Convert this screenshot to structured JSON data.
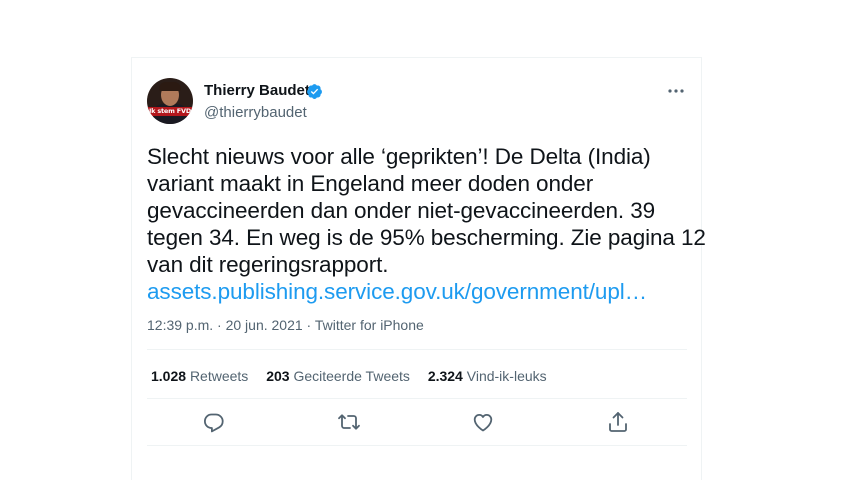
{
  "author": {
    "name": "Thierry Baudet",
    "handle": "@thierrybaudet",
    "avatar_banner": "Ik stem FVD"
  },
  "tweet": {
    "lines": [
      "Slecht nieuws voor alle ‘geprikten’! De Delta (India)",
      "variant maakt in Engeland meer doden onder",
      "gevaccineerden dan onder niet-gevaccineerden. 39",
      "tegen 34. En weg is de 95% bescherming. Zie pagina 12",
      "van dit regeringsrapport."
    ],
    "link": "assets.publishing.service.gov.uk/government/upl…"
  },
  "meta": "12:39 p.m. · 20 jun. 2021 · Twitter for iPhone",
  "stats": {
    "retweets_count": "1.028",
    "retweets_label": "Retweets",
    "quotes_count": "203",
    "quotes_label": "Geciteerde Tweets",
    "likes_count": "2.324",
    "likes_label": "Vind-ik-leuks"
  },
  "colors": {
    "link": "#1d9bf0",
    "verified": "#1d9bf0",
    "secondary_text": "#536471"
  },
  "icons": {
    "reply": "reply-icon",
    "retweet": "retweet-icon",
    "like": "heart-icon",
    "share": "share-icon",
    "more": "more-icon",
    "verified": "verified-badge-icon"
  }
}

- - - -

◆ SHORT TASK
Every entry above is to be set down exactly; the pictures are to be left out.

◆ EXERCISE OUTPUT
Convert this screenshot to structured JSON data.
{
  "author": {
    "name": "Thierry Baudet",
    "handle": "@thierrybaudet",
    "avatar_banner": "Ik stem FVD"
  },
  "tweet": {
    "lines": [
      "Slecht nieuws voor alle ‘geprikten’! De Delta (India)",
      "variant maakt in Engeland meer doden onder",
      "gevaccineerden dan onder niet-gevaccineerden. 39",
      "tegen 34. En weg is de 95% bescherming. Zie pagina 12",
      "van dit regeringsrapport."
    ],
    "link": "assets.publishing.service.gov.uk/government/upl…"
  },
  "meta": "12:39 p.m. · 20 jun. 2021 · Twitter for iPhone",
  "stats": {
    "retweets_count": "1.028",
    "retweets_label": "Retweets",
    "quotes_count": "203",
    "quotes_label": "Geciteerde Tweets",
    "likes_count": "2.324",
    "likes_label": "Vind-ik-leuks"
  },
  "colors": {
    "link": "#1d9bf0",
    "verified": "#1d9bf0",
    "secondary_text": "#536471"
  },
  "icons": {
    "reply": "reply-icon",
    "retweet": "retweet-icon",
    "like": "heart-icon",
    "share": "share-icon",
    "more": "more-icon",
    "verified": "verified-badge-icon"
  }
}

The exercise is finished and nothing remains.